** Directive **
Collect all lines from the records below that include the word "Gamma".
--- Start Data excerpts ---
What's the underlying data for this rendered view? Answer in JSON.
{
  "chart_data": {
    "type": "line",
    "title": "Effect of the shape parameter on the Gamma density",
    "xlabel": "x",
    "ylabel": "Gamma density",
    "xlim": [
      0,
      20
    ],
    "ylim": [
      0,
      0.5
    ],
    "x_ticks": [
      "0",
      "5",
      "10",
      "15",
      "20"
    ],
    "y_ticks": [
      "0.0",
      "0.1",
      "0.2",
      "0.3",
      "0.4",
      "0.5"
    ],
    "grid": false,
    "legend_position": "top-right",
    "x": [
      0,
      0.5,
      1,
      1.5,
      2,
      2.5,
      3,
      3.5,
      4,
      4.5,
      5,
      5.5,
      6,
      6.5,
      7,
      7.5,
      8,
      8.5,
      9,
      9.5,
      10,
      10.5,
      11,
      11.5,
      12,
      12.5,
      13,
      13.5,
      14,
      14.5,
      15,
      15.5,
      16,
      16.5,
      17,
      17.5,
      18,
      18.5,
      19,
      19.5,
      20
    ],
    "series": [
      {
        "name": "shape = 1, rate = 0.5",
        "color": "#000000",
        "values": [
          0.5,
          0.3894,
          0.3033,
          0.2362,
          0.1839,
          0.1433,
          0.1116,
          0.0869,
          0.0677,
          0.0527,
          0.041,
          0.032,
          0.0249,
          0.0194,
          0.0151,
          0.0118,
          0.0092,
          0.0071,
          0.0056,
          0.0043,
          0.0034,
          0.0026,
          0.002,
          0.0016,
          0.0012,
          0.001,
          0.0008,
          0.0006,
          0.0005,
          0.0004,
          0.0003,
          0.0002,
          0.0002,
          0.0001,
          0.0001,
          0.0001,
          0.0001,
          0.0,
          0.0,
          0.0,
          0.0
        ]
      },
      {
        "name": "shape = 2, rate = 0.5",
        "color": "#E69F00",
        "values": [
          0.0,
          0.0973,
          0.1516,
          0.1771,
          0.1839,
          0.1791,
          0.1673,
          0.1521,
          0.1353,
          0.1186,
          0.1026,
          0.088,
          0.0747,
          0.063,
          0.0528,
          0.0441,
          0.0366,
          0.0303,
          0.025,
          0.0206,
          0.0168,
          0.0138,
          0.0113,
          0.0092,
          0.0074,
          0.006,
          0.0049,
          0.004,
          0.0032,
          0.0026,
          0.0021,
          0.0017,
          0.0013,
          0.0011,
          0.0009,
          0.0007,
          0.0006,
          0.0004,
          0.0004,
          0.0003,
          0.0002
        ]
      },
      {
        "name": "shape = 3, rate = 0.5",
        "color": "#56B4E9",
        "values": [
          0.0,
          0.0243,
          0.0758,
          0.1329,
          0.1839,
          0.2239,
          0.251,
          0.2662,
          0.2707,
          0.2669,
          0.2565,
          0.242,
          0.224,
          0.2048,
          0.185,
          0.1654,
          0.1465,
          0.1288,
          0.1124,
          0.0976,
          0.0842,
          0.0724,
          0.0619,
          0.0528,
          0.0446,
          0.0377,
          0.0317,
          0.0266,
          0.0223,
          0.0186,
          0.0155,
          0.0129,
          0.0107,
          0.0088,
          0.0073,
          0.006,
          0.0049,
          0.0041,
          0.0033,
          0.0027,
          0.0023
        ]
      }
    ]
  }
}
--- End Data excerpts ---
** The reply **
    "title": "Effect of the shape parameter on the Gamma density",
    "ylabel": "Gamma density",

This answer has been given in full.